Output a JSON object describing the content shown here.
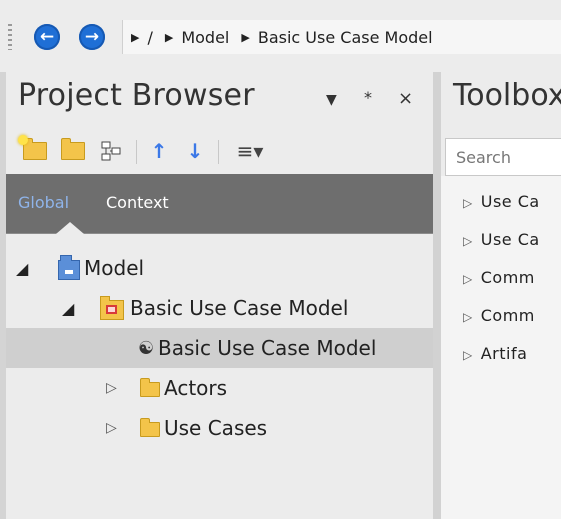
{
  "breadcrumb": {
    "back_icon": "arrow-left",
    "forward_icon": "arrow-right",
    "segments": [
      "/",
      "Model",
      "Basic Use Case Model"
    ]
  },
  "project_browser": {
    "title": "Project Browser",
    "dropdown_glyph": "▼",
    "pin_glyph": "ᵠ",
    "close_glyph": "×",
    "toolbar": {
      "up_glyph": "↑",
      "down_glyph": "↓",
      "menu_glyph": "≡▾"
    },
    "tabs": {
      "global": "Global",
      "context": "Context"
    },
    "tree": [
      {
        "label": "Model",
        "icon": "package-icon",
        "expander": "◢"
      },
      {
        "label": "Basic Use Case Model",
        "icon": "diagram-package-icon",
        "expander": "◢"
      },
      {
        "label": "Basic Use Case Model",
        "icon": "use-case-diagram-icon",
        "selected": true
      },
      {
        "label": "Actors",
        "icon": "folder-icon",
        "expander": "▷"
      },
      {
        "label": "Use Cases",
        "icon": "folder-icon",
        "expander": "▷"
      }
    ]
  },
  "toolbox": {
    "title": "Toolbox",
    "search_placeholder": "Search",
    "items": [
      "Use Ca",
      "Use Ca",
      "Comm",
      "Comm",
      "Artifa"
    ],
    "item_glyph": "▷"
  },
  "colors": {
    "tab_bar": "#6e6e6e",
    "global_tab_text": "#8fb4ea",
    "context_tab_text": "#ffffff",
    "nav_button": "#1f6fd6",
    "selection": "#cfcfcf"
  }
}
# # # # #
[Short task] All of the records need repeating exactly, except for the pictures.

[The answer]
Output a JSON object describing the content shown here.
{
  "breadcrumb": {
    "back_icon": "arrow-left",
    "forward_icon": "arrow-right",
    "segments": [
      "/",
      "Model",
      "Basic Use Case Model"
    ]
  },
  "project_browser": {
    "title": "Project Browser",
    "dropdown_glyph": "▼",
    "pin_glyph": "ᵠ",
    "close_glyph": "×",
    "toolbar": {
      "up_glyph": "↑",
      "down_glyph": "↓",
      "menu_glyph": "≡▾"
    },
    "tabs": {
      "global": "Global",
      "context": "Context"
    },
    "tree": [
      {
        "label": "Model",
        "icon": "package-icon",
        "expander": "◢"
      },
      {
        "label": "Basic Use Case Model",
        "icon": "diagram-package-icon",
        "expander": "◢"
      },
      {
        "label": "Basic Use Case Model",
        "icon": "use-case-diagram-icon",
        "selected": true
      },
      {
        "label": "Actors",
        "icon": "folder-icon",
        "expander": "▷"
      },
      {
        "label": "Use Cases",
        "icon": "folder-icon",
        "expander": "▷"
      }
    ]
  },
  "toolbox": {
    "title": "Toolbox",
    "search_placeholder": "Search",
    "items": [
      "Use Ca",
      "Use Ca",
      "Comm",
      "Comm",
      "Artifa"
    ],
    "item_glyph": "▷"
  },
  "colors": {
    "tab_bar": "#6e6e6e",
    "global_tab_text": "#8fb4ea",
    "context_tab_text": "#ffffff",
    "nav_button": "#1f6fd6",
    "selection": "#cfcfcf"
  }
}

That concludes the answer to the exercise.